▶ **What to work on**
Extract all of the entries and set them down verbatim.

▶ **Supplied information**
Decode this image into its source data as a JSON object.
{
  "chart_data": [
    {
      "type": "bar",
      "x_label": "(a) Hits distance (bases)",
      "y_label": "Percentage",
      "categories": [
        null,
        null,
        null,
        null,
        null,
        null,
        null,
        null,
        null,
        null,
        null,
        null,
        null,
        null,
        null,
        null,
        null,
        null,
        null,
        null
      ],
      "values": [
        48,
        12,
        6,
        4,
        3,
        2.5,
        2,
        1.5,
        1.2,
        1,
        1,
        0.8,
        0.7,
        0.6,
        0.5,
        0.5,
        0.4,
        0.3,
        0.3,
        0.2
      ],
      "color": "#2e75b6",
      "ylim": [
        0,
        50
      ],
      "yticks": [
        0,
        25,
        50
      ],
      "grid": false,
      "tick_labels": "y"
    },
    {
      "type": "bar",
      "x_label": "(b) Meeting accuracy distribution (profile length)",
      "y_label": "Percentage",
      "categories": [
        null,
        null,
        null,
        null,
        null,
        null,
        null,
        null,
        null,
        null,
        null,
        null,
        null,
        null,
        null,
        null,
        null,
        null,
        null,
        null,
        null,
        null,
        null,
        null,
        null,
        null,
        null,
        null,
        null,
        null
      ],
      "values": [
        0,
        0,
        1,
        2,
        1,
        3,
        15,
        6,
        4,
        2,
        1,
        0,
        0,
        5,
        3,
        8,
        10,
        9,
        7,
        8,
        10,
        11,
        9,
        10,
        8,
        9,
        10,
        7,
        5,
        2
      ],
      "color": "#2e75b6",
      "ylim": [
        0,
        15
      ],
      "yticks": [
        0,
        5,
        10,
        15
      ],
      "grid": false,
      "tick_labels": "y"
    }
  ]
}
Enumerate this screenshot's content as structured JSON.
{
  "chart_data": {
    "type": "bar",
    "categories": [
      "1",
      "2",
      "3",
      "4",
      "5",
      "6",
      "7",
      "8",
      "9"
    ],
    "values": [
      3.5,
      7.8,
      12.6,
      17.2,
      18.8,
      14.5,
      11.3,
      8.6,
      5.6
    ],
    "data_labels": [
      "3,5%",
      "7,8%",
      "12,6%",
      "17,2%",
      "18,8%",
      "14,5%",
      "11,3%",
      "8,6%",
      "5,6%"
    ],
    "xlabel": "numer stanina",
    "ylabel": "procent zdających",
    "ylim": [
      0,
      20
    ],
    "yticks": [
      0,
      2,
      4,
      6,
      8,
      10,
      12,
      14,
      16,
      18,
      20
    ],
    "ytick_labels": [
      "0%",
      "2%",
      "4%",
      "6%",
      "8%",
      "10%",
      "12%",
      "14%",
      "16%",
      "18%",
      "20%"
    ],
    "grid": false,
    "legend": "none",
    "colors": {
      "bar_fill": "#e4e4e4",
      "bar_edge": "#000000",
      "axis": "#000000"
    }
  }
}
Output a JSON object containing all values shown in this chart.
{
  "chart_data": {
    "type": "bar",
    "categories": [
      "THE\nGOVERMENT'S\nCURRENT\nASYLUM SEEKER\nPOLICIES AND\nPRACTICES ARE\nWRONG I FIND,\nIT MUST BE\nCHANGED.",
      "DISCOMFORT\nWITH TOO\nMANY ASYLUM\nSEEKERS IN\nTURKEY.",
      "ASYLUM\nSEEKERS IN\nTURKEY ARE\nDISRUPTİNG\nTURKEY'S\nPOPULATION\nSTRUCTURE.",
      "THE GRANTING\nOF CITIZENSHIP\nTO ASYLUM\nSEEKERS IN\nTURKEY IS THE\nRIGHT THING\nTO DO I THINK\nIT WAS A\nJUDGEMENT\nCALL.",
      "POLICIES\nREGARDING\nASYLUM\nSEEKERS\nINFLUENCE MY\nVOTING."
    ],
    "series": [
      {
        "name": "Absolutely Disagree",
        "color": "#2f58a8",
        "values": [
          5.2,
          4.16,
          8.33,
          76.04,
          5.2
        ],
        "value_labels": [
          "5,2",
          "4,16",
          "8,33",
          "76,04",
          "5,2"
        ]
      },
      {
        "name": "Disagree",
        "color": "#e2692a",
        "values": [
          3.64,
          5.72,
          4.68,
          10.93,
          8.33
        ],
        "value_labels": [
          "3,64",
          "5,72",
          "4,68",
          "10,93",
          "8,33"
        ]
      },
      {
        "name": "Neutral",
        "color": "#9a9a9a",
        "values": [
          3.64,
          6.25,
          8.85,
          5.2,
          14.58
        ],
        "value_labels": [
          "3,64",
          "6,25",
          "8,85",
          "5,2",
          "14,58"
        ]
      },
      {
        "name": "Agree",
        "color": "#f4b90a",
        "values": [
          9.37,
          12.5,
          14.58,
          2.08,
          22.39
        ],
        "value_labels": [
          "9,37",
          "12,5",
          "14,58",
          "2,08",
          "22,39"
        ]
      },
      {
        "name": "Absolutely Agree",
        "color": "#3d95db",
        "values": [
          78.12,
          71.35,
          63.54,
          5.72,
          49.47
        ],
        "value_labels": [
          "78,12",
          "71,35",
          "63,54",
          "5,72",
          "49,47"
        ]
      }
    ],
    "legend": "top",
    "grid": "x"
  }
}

▶ **Written response**
Decode this image into its source data as a JSON object.
{
  "chart_data": [
    {
      "type": "bar",
      "x_label": "(a) Hits distance (bases)",
      "y_label": "Percentage",
      "categories": [
        null,
        null,
        null,
        null,
        null,
        null,
        null,
        null,
        null,
        null,
        null,
        null,
        null,
        null,
        null,
        null,
        null,
        null,
        null,
        null
      ],
      "values": [
        48,
        12,
        6,
        4,
        3,
        2.5,
        2,
        1.5,
        1.2,
        1,
        1,
        0.8,
        0.7,
        0.6,
        0.5,
        0.5,
        0.4,
        0.3,
        0.3,
        0.2
      ],
      "color": "#2e75b6",
      "ylim": [
        0,
        50
      ],
      "yticks": [
        0,
        25,
        50
      ],
      "grid": false,
      "tick_labels": "y"
    },
    {
      "type": "bar",
      "x_label": "(b) Meeting accuracy distribution (profile length)",
      "y_label": "Percentage",
      "categories": [
        null,
        null,
        null,
        null,
        null,
        null,
        null,
        null,
        null,
        null,
        null,
        null,
        null,
        null,
        null,
        null,
        null,
        null,
        null,
        null,
        null,
        null,
        null,
        null,
        null,
        null,
        null,
        null,
        null,
        null
      ],
      "values": [
        0,
        0,
        1,
        2,
        1,
        3,
        15,
        6,
        4,
        2,
        1,
        0,
        0,
        5,
        3,
        8,
        10,
        9,
        7,
        8,
        10,
        11,
        9,
        10,
        8,
        9,
        10,
        7,
        5,
        2
      ],
      "color": "#2e75b6",
      "ylim": [
        0,
        15
      ],
      "yticks": [
        0,
        5,
        10,
        15
      ],
      "grid": false,
      "tick_labels": "y"
    }
  ]
}
Enumerate this screenshot's content as structured JSON.
{
  "chart_data": {
    "type": "bar",
    "categories": [
      "1",
      "2",
      "3",
      "4",
      "5",
      "6",
      "7",
      "8",
      "9"
    ],
    "values": [
      3.5,
      7.8,
      12.6,
      17.2,
      18.8,
      14.5,
      11.3,
      8.6,
      5.6
    ],
    "data_labels": [
      "3,5%",
      "7,8%",
      "12,6%",
      "17,2%",
      "18,8%",
      "14,5%",
      "11,3%",
      "8,6%",
      "5,6%"
    ],
    "xlabel": "numer stanina",
    "ylabel": "procent zdających",
    "ylim": [
      0,
      20
    ],
    "yticks": [
      0,
      2,
      4,
      6,
      8,
      10,
      12,
      14,
      16,
      18,
      20
    ],
    "ytick_labels": [
      "0%",
      "2%",
      "4%",
      "6%",
      "8%",
      "10%",
      "12%",
      "14%",
      "16%",
      "18%",
      "20%"
    ],
    "grid": false,
    "legend": "none",
    "colors": {
      "bar_fill": "#e4e4e4",
      "bar_edge": "#000000",
      "axis": "#000000"
    }
  }
}
Output a JSON object containing all values shown in this chart.
{
  "chart_data": {
    "type": "bar",
    "categories": [
      "THE\nGOVERMENT'S\nCURRENT\nASYLUM SEEKER\nPOLICIES AND\nPRACTICES ARE\nWRONG I FIND,\nIT MUST BE\nCHANGED.",
      "DISCOMFORT\nWITH TOO\nMANY ASYLUM\nSEEKERS IN\nTURKEY.",
      "ASYLUM\nSEEKERS IN\nTURKEY ARE\nDISRUPTİNG\nTURKEY'S\nPOPULATION\nSTRUCTURE.",
      "THE GRANTING\nOF CITIZENSHIP\nTO ASYLUM\nSEEKERS IN\nTURKEY IS THE\nRIGHT THING\nTO DO I THINK\nIT WAS A\nJUDGEMENT\nCALL.",
      "POLICIES\nREGARDING\nASYLUM\nSEEKERS\nINFLUENCE MY\nVOTING."
    ],
    "series": [
      {
        "name": "Absolutely Disagree",
        "color": "#2f58a8",
        "values": [
          5.2,
          4.16,
          8.33,
          76.04,
          5.2
        ],
        "value_labels": [
          "5,2",
          "4,16",
          "8,33",
          "76,04",
          "5,2"
        ]
      },
      {
        "name": "Disagree",
        "color": "#e2692a",
        "values": [
          3.64,
          5.72,
          4.68,
          10.93,
          8.33
        ],
        "value_labels": [
          "3,64",
          "5,72",
          "4,68",
          "10,93",
          "8,33"
        ]
      },
      {
        "name": "Neutral",
        "color": "#9a9a9a",
        "values": [
          3.64,
          6.25,
          8.85,
          5.2,
          14.58
        ],
        "value_labels": [
          "3,64",
          "6,25",
          "8,85",
          "5,2",
          "14,58"
        ]
      },
      {
        "name": "Agree",
        "color": "#f4b90a",
        "values": [
          9.37,
          12.5,
          14.58,
          2.08,
          22.39
        ],
        "value_labels": [
          "9,37",
          "12,5",
          "14,58",
          "2,08",
          "22,39"
        ]
      },
      {
        "name": "Absolutely Agree",
        "color": "#3d95db",
        "values": [
          78.12,
          71.35,
          63.54,
          5.72,
          49.47
        ],
        "value_labels": [
          "78,12",
          "71,35",
          "63,54",
          "5,72",
          "49,47"
        ]
      }
    ],
    "legend": "top",
    "grid": "x"
  }
}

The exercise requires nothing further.